# START OF Provided entries

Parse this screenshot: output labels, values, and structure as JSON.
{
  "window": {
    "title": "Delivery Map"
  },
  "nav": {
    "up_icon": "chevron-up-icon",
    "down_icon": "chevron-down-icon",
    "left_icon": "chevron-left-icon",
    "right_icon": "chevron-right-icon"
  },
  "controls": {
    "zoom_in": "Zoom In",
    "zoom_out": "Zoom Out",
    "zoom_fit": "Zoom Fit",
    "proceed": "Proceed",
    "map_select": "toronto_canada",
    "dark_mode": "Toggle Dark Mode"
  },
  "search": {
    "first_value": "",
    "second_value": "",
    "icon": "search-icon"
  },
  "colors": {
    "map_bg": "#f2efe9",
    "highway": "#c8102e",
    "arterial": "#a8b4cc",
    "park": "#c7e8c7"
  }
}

# END OF Provided entries

Every record shown above must be echoed exactly.

● Exercise answer:
Parse this screenshot: output labels, values, and structure as JSON.
{
  "window": {
    "title": "Delivery Map"
  },
  "nav": {
    "up_icon": "chevron-up-icon",
    "down_icon": "chevron-down-icon",
    "left_icon": "chevron-left-icon",
    "right_icon": "chevron-right-icon"
  },
  "controls": {
    "zoom_in": "Zoom In",
    "zoom_out": "Zoom Out",
    "zoom_fit": "Zoom Fit",
    "proceed": "Proceed",
    "map_select": "toronto_canada",
    "dark_mode": "Toggle Dark Mode"
  },
  "search": {
    "first_value": "",
    "second_value": "",
    "icon": "search-icon"
  },
  "colors": {
    "map_bg": "#f2efe9",
    "highway": "#c8102e",
    "arterial": "#a8b4cc",
    "park": "#c7e8c7"
  }
}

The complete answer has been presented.